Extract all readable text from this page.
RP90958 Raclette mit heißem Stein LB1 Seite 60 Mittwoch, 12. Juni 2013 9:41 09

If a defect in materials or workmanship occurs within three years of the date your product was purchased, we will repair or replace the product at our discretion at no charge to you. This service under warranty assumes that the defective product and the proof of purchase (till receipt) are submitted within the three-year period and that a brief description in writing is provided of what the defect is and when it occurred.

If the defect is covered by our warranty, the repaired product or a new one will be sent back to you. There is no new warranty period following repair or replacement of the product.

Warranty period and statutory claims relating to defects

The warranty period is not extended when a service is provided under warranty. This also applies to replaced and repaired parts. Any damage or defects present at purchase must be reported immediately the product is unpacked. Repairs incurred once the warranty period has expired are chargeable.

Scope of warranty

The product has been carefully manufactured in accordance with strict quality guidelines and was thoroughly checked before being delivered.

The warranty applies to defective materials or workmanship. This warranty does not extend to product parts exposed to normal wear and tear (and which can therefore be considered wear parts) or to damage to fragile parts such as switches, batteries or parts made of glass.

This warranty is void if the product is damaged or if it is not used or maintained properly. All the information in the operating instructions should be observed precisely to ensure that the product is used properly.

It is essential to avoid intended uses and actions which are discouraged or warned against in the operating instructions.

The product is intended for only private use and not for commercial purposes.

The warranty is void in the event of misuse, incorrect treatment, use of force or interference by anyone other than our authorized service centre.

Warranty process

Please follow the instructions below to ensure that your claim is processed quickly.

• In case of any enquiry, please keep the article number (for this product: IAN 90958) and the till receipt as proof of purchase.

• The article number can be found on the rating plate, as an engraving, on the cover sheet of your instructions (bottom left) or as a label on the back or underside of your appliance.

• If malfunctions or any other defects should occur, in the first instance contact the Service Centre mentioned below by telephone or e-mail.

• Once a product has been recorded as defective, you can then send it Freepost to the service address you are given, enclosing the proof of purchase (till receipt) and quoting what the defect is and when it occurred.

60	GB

·····

Transcribe all of the lines in the records precisely.

*Worked solution*:
Extract all readable text from this page.
RP90958 Raclette mit heißem Stein LB1 Seite 60 Mittwoch, 12. Juni 2013 9:41 09

If a defect in materials or workmanship occurs within three years of the date your product was purchased, we will repair or replace the product at our discretion at no charge to you. This service under warranty assumes that the defective product and the proof of purchase (till receipt) are submitted within the three-year period and that a brief description in writing is provided of what the defect is and when it occurred.

If the defect is covered by our warranty, the repaired product or a new one will be sent back to you. There is no new warranty period following repair or replacement of the product.

Warranty period and statutory claims relating to defects

The warranty period is not extended when a service is provided under warranty. This also applies to replaced and repaired parts. Any damage or defects present at purchase must be reported immediately the product is unpacked. Repairs incurred once the warranty period has expired are chargeable.

Scope of warranty

The product has been carefully manufactured in accordance with strict quality guidelines and was thoroughly checked before being delivered.

The warranty applies to defective materials or workmanship. This warranty does not extend to product parts exposed to normal wear and tear (and which can therefore be considered wear parts) or to damage to fragile parts such as switches, batteries or parts made of glass.

This warranty is void if the product is damaged or if it is not used or maintained properly. All the information in the operating instructions should be observed precisely to ensure that the product is used properly.

It is essential to avoid intended uses and actions which are discouraged or warned against in the operating instructions.

The product is intended for only private use and not for commercial purposes.

The warranty is void in the event of misuse, incorrect treatment, use of force or interference by anyone other than our authorized service centre.

Warranty process

Please follow the instructions below to ensure that your claim is processed quickly.

• In case of any enquiry, please keep the article number (for this product: IAN 90958) and the till receipt as proof of purchase.

• The article number can be found on the rating plate, as an engraving, on the cover sheet of your instructions (bottom left) or as a label on the back or underside of your appliance.

• If malfunctions or any other defects should occur, in the first instance contact the Service Centre mentioned below by telephone or e-mail.

• Once a product has been recorded as defective, you can then send it Freepost to the service address you are given, enclosing the proof of purchase (till receipt) and quoting what the defect is and when it occurred.

60	GB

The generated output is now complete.